● **WORK REQUIRED**
You are to retype all of the data exactly as it appears.

* Begin DATASET *

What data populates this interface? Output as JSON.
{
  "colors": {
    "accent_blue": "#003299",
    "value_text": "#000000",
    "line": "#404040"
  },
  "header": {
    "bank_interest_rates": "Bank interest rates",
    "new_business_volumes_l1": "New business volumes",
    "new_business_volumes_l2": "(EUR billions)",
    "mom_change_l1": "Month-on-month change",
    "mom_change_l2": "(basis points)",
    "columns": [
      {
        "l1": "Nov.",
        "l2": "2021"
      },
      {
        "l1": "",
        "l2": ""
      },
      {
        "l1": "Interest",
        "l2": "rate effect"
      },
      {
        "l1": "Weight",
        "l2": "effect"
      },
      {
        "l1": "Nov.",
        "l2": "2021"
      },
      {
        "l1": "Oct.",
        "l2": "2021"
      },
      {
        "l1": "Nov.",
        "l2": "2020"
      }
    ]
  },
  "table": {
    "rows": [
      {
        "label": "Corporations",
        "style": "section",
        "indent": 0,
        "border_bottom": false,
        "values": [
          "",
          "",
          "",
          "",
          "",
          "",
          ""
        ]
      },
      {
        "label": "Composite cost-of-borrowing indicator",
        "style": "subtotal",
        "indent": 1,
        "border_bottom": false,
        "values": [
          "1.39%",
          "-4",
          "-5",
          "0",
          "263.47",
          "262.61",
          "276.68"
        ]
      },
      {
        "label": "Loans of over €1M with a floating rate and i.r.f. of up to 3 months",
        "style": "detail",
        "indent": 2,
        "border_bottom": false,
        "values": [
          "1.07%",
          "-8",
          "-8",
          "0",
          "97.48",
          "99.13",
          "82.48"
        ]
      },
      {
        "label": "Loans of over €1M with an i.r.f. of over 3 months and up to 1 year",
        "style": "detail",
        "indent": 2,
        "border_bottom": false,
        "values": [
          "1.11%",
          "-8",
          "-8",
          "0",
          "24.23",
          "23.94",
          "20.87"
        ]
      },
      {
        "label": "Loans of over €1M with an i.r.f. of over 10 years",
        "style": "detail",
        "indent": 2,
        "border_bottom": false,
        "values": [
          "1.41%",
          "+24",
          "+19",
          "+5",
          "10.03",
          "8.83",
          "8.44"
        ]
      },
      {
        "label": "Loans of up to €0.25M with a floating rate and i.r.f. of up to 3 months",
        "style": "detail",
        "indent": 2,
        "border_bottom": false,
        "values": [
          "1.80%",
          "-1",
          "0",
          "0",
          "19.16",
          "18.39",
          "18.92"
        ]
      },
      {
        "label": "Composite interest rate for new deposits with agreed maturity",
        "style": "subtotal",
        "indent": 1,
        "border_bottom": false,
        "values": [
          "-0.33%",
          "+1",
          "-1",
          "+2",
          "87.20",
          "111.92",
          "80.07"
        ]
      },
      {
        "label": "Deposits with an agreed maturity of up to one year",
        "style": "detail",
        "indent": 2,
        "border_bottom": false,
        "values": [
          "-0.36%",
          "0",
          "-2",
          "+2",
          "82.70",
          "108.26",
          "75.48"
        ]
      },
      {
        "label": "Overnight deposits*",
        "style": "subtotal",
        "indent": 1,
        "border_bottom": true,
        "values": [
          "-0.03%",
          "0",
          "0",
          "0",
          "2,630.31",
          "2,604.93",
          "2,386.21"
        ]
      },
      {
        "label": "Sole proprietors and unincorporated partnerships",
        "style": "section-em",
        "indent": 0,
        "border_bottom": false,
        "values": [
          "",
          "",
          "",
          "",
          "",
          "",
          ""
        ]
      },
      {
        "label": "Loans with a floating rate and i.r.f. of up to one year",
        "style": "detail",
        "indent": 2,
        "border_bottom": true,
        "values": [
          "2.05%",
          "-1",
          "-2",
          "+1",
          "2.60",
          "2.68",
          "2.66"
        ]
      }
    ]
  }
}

* End DATASET *

● **EXERCISE RESULT**
What data populates this interface? Output as JSON.
{
  "colors": {
    "accent_blue": "#003299",
    "value_text": "#000000",
    "line": "#404040"
  },
  "header": {
    "bank_interest_rates": "Bank interest rates",
    "new_business_volumes_l1": "New business volumes",
    "new_business_volumes_l2": "(EUR billions)",
    "mom_change_l1": "Month-on-month change",
    "mom_change_l2": "(basis points)",
    "columns": [
      {
        "l1": "Nov.",
        "l2": "2021"
      },
      {
        "l1": "",
        "l2": ""
      },
      {
        "l1": "Interest",
        "l2": "rate effect"
      },
      {
        "l1": "Weight",
        "l2": "effect"
      },
      {
        "l1": "Nov.",
        "l2": "2021"
      },
      {
        "l1": "Oct.",
        "l2": "2021"
      },
      {
        "l1": "Nov.",
        "l2": "2020"
      }
    ]
  },
  "table": {
    "rows": [
      {
        "label": "Corporations",
        "style": "section",
        "indent": 0,
        "border_bottom": false,
        "values": [
          "",
          "",
          "",
          "",
          "",
          "",
          ""
        ]
      },
      {
        "label": "Composite cost-of-borrowing indicator",
        "style": "subtotal",
        "indent": 1,
        "border_bottom": false,
        "values": [
          "1.39%",
          "-4",
          "-5",
          "0",
          "263.47",
          "262.61",
          "276.68"
        ]
      },
      {
        "label": "Loans of over €1M with a floating rate and i.r.f. of up to 3 months",
        "style": "detail",
        "indent": 2,
        "border_bottom": false,
        "values": [
          "1.07%",
          "-8",
          "-8",
          "0",
          "97.48",
          "99.13",
          "82.48"
        ]
      },
      {
        "label": "Loans of over €1M with an i.r.f. of over 3 months and up to 1 year",
        "style": "detail",
        "indent": 2,
        "border_bottom": false,
        "values": [
          "1.11%",
          "-8",
          "-8",
          "0",
          "24.23",
          "23.94",
          "20.87"
        ]
      },
      {
        "label": "Loans of over €1M with an i.r.f. of over 10 years",
        "style": "detail",
        "indent": 2,
        "border_bottom": false,
        "values": [
          "1.41%",
          "+24",
          "+19",
          "+5",
          "10.03",
          "8.83",
          "8.44"
        ]
      },
      {
        "label": "Loans of up to €0.25M with a floating rate and i.r.f. of up to 3 months",
        "style": "detail",
        "indent": 2,
        "border_bottom": false,
        "values": [
          "1.80%",
          "-1",
          "0",
          "0",
          "19.16",
          "18.39",
          "18.92"
        ]
      },
      {
        "label": "Composite interest rate for new deposits with agreed maturity",
        "style": "subtotal",
        "indent": 1,
        "border_bottom": false,
        "values": [
          "-0.33%",
          "+1",
          "-1",
          "+2",
          "87.20",
          "111.92",
          "80.07"
        ]
      },
      {
        "label": "Deposits with an agreed maturity of up to one year",
        "style": "detail",
        "indent": 2,
        "border_bottom": false,
        "values": [
          "-0.36%",
          "0",
          "-2",
          "+2",
          "82.70",
          "108.26",
          "75.48"
        ]
      },
      {
        "label": "Overnight deposits*",
        "style": "subtotal",
        "indent": 1,
        "border_bottom": true,
        "values": [
          "-0.03%",
          "0",
          "0",
          "0",
          "2,630.31",
          "2,604.93",
          "2,386.21"
        ]
      },
      {
        "label": "Sole proprietors and unincorporated partnerships",
        "style": "section-em",
        "indent": 0,
        "border_bottom": false,
        "values": [
          "",
          "",
          "",
          "",
          "",
          "",
          ""
        ]
      },
      {
        "label": "Loans with a floating rate and i.r.f. of up to one year",
        "style": "detail",
        "indent": 2,
        "border_bottom": true,
        "values": [
          "2.05%",
          "-1",
          "-2",
          "+1",
          "2.60",
          "2.68",
          "2.66"
        ]
      }
    ]
  }
}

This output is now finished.